[Direction]: Find the lines of data that contain the string "title", then list them.

Dataset entries
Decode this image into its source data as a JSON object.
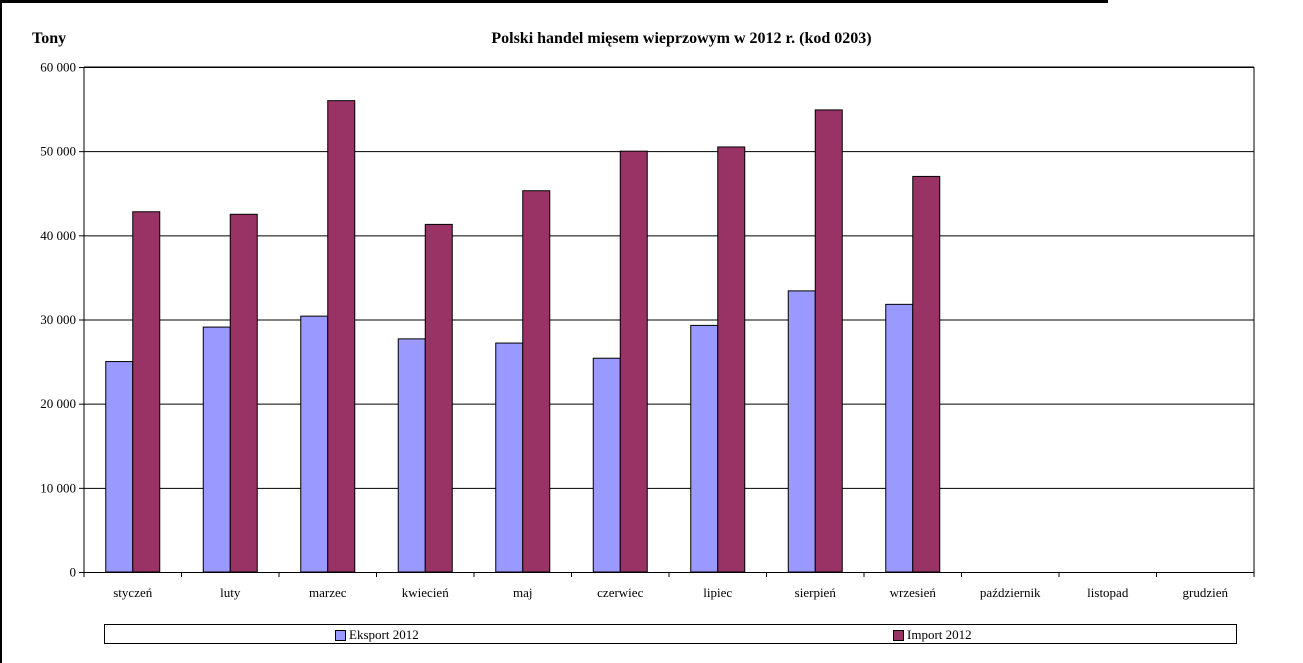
{
  "colors": {
    "export": "#9999ff",
    "import": "#993366",
    "grid": "#000000"
  },
  "chart_data": {
    "type": "bar",
    "title": "Polski handel mięsem wieprzowym w 2012 r. (kod 0203)",
    "ylabel": "Tony",
    "xlabel": "",
    "ylim": [
      0,
      60000
    ],
    "yticks": [
      0,
      10000,
      20000,
      30000,
      40000,
      50000,
      60000
    ],
    "ytick_labels": [
      "0",
      "10 000",
      "20 000",
      "30 000",
      "40 000",
      "50 000",
      "60 000"
    ],
    "grid": true,
    "legend_position": "bottom",
    "categories": [
      "styczeń",
      "luty",
      "marzec",
      "kwiecień",
      "maj",
      "czerwiec",
      "lipiec",
      "sierpień",
      "wrzesień",
      "październik",
      "listopad",
      "grudzień"
    ],
    "series": [
      {
        "name": "Eksport 2012",
        "values": [
          25000,
          29100,
          30400,
          27700,
          27200,
          25400,
          29300,
          33400,
          31800,
          null,
          null,
          null
        ]
      },
      {
        "name": "Import 2012",
        "values": [
          42800,
          42500,
          56000,
          41300,
          45300,
          50000,
          50500,
          54900,
          47000,
          null,
          null,
          null
        ]
      }
    ]
  }
}
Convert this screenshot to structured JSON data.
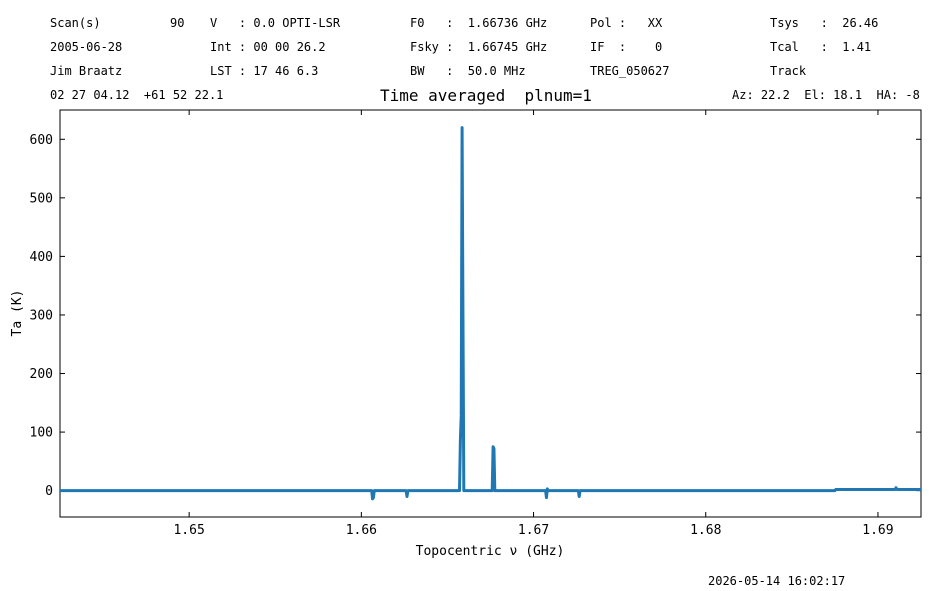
{
  "header": {
    "row1": {
      "scan_label": "Scan(s)",
      "scan_value": "90",
      "velocity": "V   : 0.0 OPTI-LSR",
      "f0": "F0   :  1.66736 GHz",
      "pol": "Pol :   XX",
      "tsys": "Tsys   :  26.46"
    },
    "row2": {
      "date": "2005-06-28",
      "int": "Int : 00 00 26.2",
      "fsky": "Fsky :  1.66745 GHz",
      "if": "IF  :    0",
      "tcal": "Tcal   :  1.41"
    },
    "row3": {
      "observer": "Jim Braatz",
      "lst": "LST : 17 46 6.3",
      "bw": "BW   :  50.0 MHz",
      "project": "TREG_050627",
      "mode": "Track"
    },
    "row4": {
      "coords": "02 27 04.12  +61 52 22.1",
      "azel": "Az: 22.2  El: 18.1  HA: -8"
    }
  },
  "timestamp": "2026-05-14 16:02:17",
  "line_color": "#1f77b4",
  "chart_data": {
    "type": "line",
    "title": "Time averaged  plnum=1",
    "xlabel": "Topocentric ν (GHz)",
    "ylabel": "Ta (K)",
    "xlim": [
      1.6425,
      1.6925
    ],
    "ylim": [
      -45,
      650
    ],
    "xticks": [
      1.65,
      1.66,
      1.67,
      1.68,
      1.69
    ],
    "xtick_labels": [
      "1.65",
      "1.66",
      "1.67",
      "1.68",
      "1.69"
    ],
    "yticks": [
      0,
      100,
      200,
      300,
      400,
      500,
      600
    ],
    "ytick_labels": [
      "0",
      "100",
      "200",
      "300",
      "400",
      "500",
      "600"
    ],
    "grid": false,
    "series": [
      {
        "x": [
          1.6425,
          1.6606,
          1.66065,
          1.6607,
          1.66075,
          1.6626,
          1.66265,
          1.6627,
          1.6657,
          1.66575,
          1.6658,
          1.66585,
          1.6659,
          1.66595,
          1.6676,
          1.66765,
          1.6677,
          1.66775,
          1.6707,
          1.67075,
          1.6708,
          1.67085,
          1.6726,
          1.67265,
          1.6727,
          1.6875,
          1.68755,
          1.691,
          1.69105,
          1.6911,
          1.6925
        ],
        "y": [
          0,
          0,
          -14,
          -12,
          0,
          0,
          -10,
          0,
          0,
          85,
          128,
          620,
          300,
          0,
          0,
          75,
          72,
          0,
          0,
          -12,
          3,
          0,
          0,
          -10,
          0,
          0,
          2,
          2,
          5,
          2,
          2
        ]
      }
    ]
  }
}
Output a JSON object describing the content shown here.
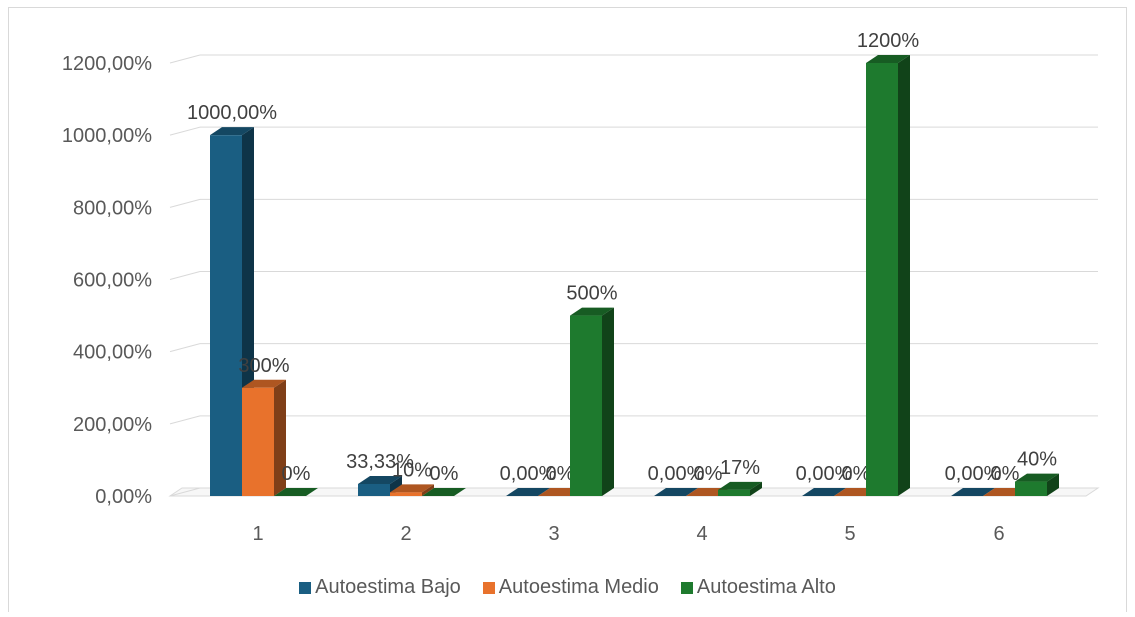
{
  "chart_data": {
    "type": "bar",
    "categories": [
      "1",
      "2",
      "3",
      "4",
      "5",
      "6"
    ],
    "ylim": [
      0,
      1200
    ],
    "y_ticks": [
      {
        "value": 0,
        "label": "0,00%"
      },
      {
        "value": 200,
        "label": "200,00%"
      },
      {
        "value": 400,
        "label": "400,00%"
      },
      {
        "value": 600,
        "label": "600,00%"
      },
      {
        "value": 800,
        "label": "800,00%"
      },
      {
        "value": 1000,
        "label": "1000,00%"
      },
      {
        "value": 1200,
        "label": "1200,00%"
      }
    ],
    "grid": true,
    "legend_position": "bottom",
    "series": [
      {
        "name": "Autoestima Bajo",
        "color": "#1a5e82",
        "values": [
          1000,
          33.33,
          0,
          0,
          0,
          0
        ],
        "labels": [
          "1000,00%",
          "33,33%",
          "0,00%",
          "0,00%",
          "0,00%",
          "0,00%"
        ]
      },
      {
        "name": "Autoestima Medio",
        "color": "#e8722c",
        "values": [
          300,
          10,
          0,
          0,
          0,
          0
        ],
        "labels": [
          "300%",
          "10%",
          "0%",
          "0%",
          "0%",
          "0%"
        ]
      },
      {
        "name": "Autoestima Alto",
        "color": "#1e7a2e",
        "values": [
          0,
          0,
          500,
          17,
          1200,
          40
        ],
        "labels": [
          "0%",
          "0%",
          "500%",
          "17%",
          "1200%",
          "40%"
        ]
      }
    ]
  }
}
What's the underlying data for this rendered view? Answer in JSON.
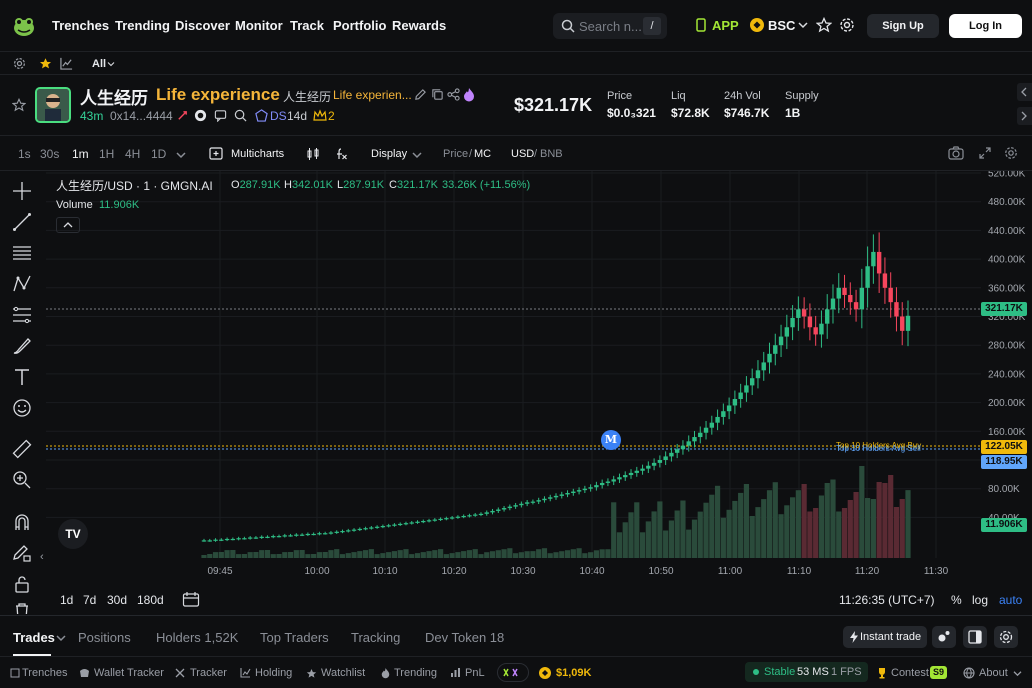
{
  "nav": {
    "links": [
      "Trenches",
      "Trending",
      "Discover",
      "Monitor",
      "Track",
      "Portfolio",
      "Rewards"
    ],
    "search_placeholder": "Search n...",
    "search_shortcut": "/",
    "app_label": "APP",
    "chain_label": "BSC",
    "signup_label": "Sign Up",
    "login_label": "Log In"
  },
  "filter": {
    "all_label": "All"
  },
  "token": {
    "name_cn": "人生经历",
    "name_en": "Life experience",
    "name_cn_small": "人生经历",
    "name_en_small": "Life experien...",
    "age": "43m",
    "address": "0x14...4444",
    "ds_label": "DS",
    "ds_age": "14d",
    "crown_count": "2",
    "market_cap": "$321.17K"
  },
  "stats": [
    {
      "label": "Price",
      "value": "$0.0₃321"
    },
    {
      "label": "Liq",
      "value": "$72.8K"
    },
    {
      "label": "24h Vol",
      "value": "$746.7K"
    },
    {
      "label": "Supply",
      "value": "1B"
    }
  ],
  "toolbar": {
    "timeframes": [
      "1s",
      "30s",
      "1m",
      "1H",
      "4H",
      "1D"
    ],
    "active_timeframe": "1m",
    "multicharts_label": "Multicharts",
    "display_label": "Display",
    "price_label": "Price",
    "mc_label": "MC",
    "usd_label": "USD",
    "bnb_label": "BNB"
  },
  "legend": {
    "symbol": "人生经历/USD · 1 · GMGN.AI",
    "o": "287.91K",
    "h": "342.01K",
    "l": "287.91K",
    "c": "321.17K",
    "change": "33.26K (+11.56%)",
    "volume_label": "Volume",
    "volume_value": "11.906K"
  },
  "chart_data": {
    "type": "candlestick",
    "y_axis_ticks": [
      "520.00K",
      "480.00K",
      "440.00K",
      "400.00K",
      "360.00K",
      "320.00K",
      "280.00K",
      "240.00K",
      "200.00K",
      "160.00K",
      "120.00K",
      "80.00K",
      "40.00K"
    ],
    "x_axis_ticks": [
      "09:45",
      "10:00",
      "10:10",
      "10:20",
      "10:30",
      "10:40",
      "10:50",
      "11:00",
      "11:10",
      "11:20",
      "11:30"
    ],
    "last_close": "321.17K",
    "top_holders_avg_buy": "122.05K",
    "top_holders_avg_sell": "118.95K",
    "top_holders_buy_label": "Top 10 Holders Avg Buy",
    "top_holders_sell_label": "Top 10 Holders Avg Sell",
    "volume_last": "11.906K",
    "marker_label": "M",
    "candles_close": [
      8,
      8,
      9,
      9,
      10,
      10,
      11,
      11,
      12,
      12,
      13,
      13,
      14,
      14,
      15,
      15,
      16,
      16,
      17,
      17,
      18,
      18,
      19,
      20,
      21,
      22,
      23,
      24,
      25,
      26,
      27,
      28,
      29,
      30,
      31,
      32,
      33,
      34,
      35,
      36,
      37,
      38,
      39,
      40,
      41,
      42,
      43,
      44,
      45,
      47,
      49,
      51,
      53,
      55,
      57,
      59,
      61,
      62,
      64,
      66,
      68,
      70,
      72,
      74,
      76,
      78,
      80,
      82,
      85,
      88,
      90,
      93,
      96,
      99,
      102,
      105,
      108,
      112,
      116,
      120,
      125,
      130,
      135,
      140,
      146,
      152,
      158,
      165,
      172,
      180,
      188,
      196,
      205,
      214,
      224,
      234,
      245,
      256,
      268,
      280,
      292,
      305,
      318,
      330,
      320,
      305,
      295,
      310,
      330,
      345,
      360,
      350,
      340,
      330,
      360,
      390,
      410,
      380,
      360,
      340,
      320,
      300,
      321
    ]
  },
  "chart_bottom": {
    "ranges": [
      "1d",
      "7d",
      "30d",
      "180d"
    ],
    "time": "11:26:35 (UTC+7)",
    "pct_label": "%",
    "log_label": "log",
    "auto_label": "auto"
  },
  "tabs": {
    "items": [
      "Trades",
      "Positions",
      "Holders 1,52K",
      "Top Traders",
      "Tracking",
      "Dev Token 18"
    ],
    "active": "Trades",
    "instant_trade_label": "Instant trade"
  },
  "footer": {
    "items": [
      "Trenches",
      "Wallet Tracker",
      "Tracker",
      "Holding",
      "Watchlist",
      "Trending",
      "PnL"
    ],
    "balance": "$1,09K",
    "stable_label": "Stable",
    "ms": "53 MS",
    "fps": "1 FPS",
    "contest_label": "Contest",
    "contest_badge": "S9",
    "about_label": "About"
  },
  "colors": {
    "up": "#2ebd85",
    "down": "#f6465d",
    "accent_yellow": "#f0b90b",
    "accent_green": "#34d399"
  }
}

[Written solution]:
    "title": "Polski handel mięsem wieprzowym w 2012 r. (kod 0203)",
    "title": "Time averaged  plnum=1",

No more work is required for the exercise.